Given instruction:
Give every line of the data again, unchanged, but with no pictures.

Given data:

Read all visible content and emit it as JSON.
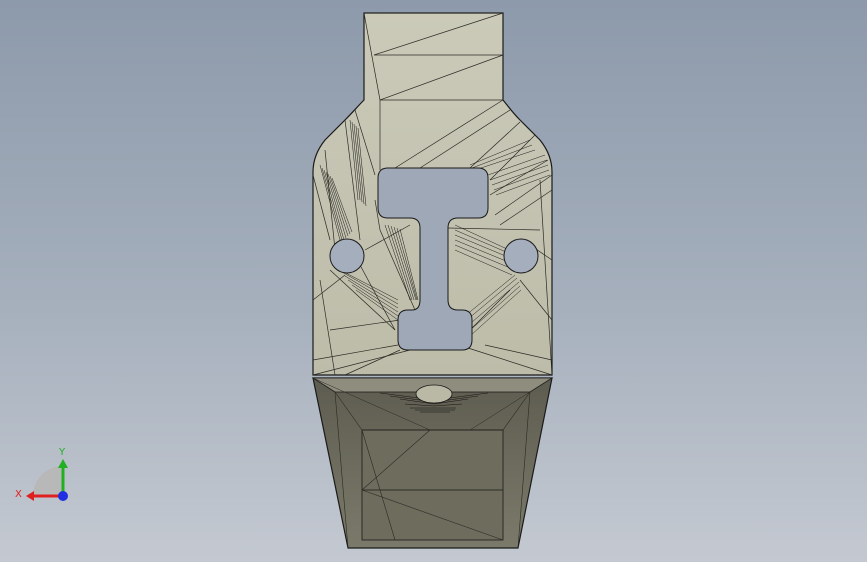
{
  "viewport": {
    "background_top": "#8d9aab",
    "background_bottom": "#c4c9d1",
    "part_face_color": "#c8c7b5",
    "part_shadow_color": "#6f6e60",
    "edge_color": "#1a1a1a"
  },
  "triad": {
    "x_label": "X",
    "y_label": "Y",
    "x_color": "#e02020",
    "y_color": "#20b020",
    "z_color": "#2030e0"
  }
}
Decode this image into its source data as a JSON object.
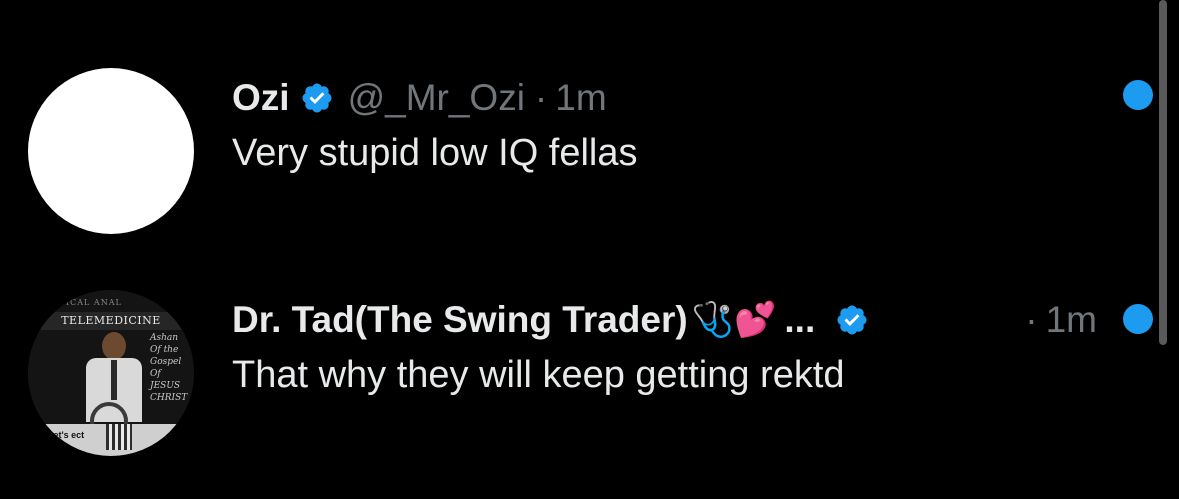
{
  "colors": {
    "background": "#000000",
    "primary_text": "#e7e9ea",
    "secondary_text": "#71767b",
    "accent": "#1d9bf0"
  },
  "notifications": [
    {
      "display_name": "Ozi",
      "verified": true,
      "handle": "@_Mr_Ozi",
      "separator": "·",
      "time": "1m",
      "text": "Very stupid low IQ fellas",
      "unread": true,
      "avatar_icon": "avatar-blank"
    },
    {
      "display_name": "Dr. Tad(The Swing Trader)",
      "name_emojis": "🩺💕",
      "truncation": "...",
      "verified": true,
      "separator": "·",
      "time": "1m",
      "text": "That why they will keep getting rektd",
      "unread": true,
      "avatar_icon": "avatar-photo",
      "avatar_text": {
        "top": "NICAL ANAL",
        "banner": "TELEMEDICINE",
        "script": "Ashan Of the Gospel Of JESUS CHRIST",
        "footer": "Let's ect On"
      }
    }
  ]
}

In response:
Read all visible content and emit it as JSON.
{
  "viewport": {
    "background_top": "#8d9aab",
    "background_bottom": "#c4c9d1",
    "part_face_color": "#c8c7b5",
    "part_shadow_color": "#6f6e60",
    "edge_color": "#1a1a1a"
  },
  "triad": {
    "x_label": "X",
    "y_label": "Y",
    "x_color": "#e02020",
    "y_color": "#20b020",
    "z_color": "#2030e0"
  }
}
Decode this image into its source data as a JSON object.
{
  "colors": {
    "background": "#000000",
    "primary_text": "#e7e9ea",
    "secondary_text": "#71767b",
    "accent": "#1d9bf0"
  },
  "notifications": [
    {
      "display_name": "Ozi",
      "verified": true,
      "handle": "@_Mr_Ozi",
      "separator": "·",
      "time": "1m",
      "text": "Very stupid low IQ fellas",
      "unread": true,
      "avatar_icon": "avatar-blank"
    },
    {
      "display_name": "Dr. Tad(The Swing Trader)",
      "name_emojis": "🩺💕",
      "truncation": "...",
      "verified": true,
      "separator": "·",
      "time": "1m",
      "text": "That why they will keep getting rektd",
      "unread": true,
      "avatar_icon": "avatar-photo",
      "avatar_text": {
        "top": "NICAL ANAL",
        "banner": "TELEMEDICINE",
        "script": "Ashan Of the Gospel Of JESUS CHRIST",
        "footer": "Let's ect On"
      }
    }
  ]
}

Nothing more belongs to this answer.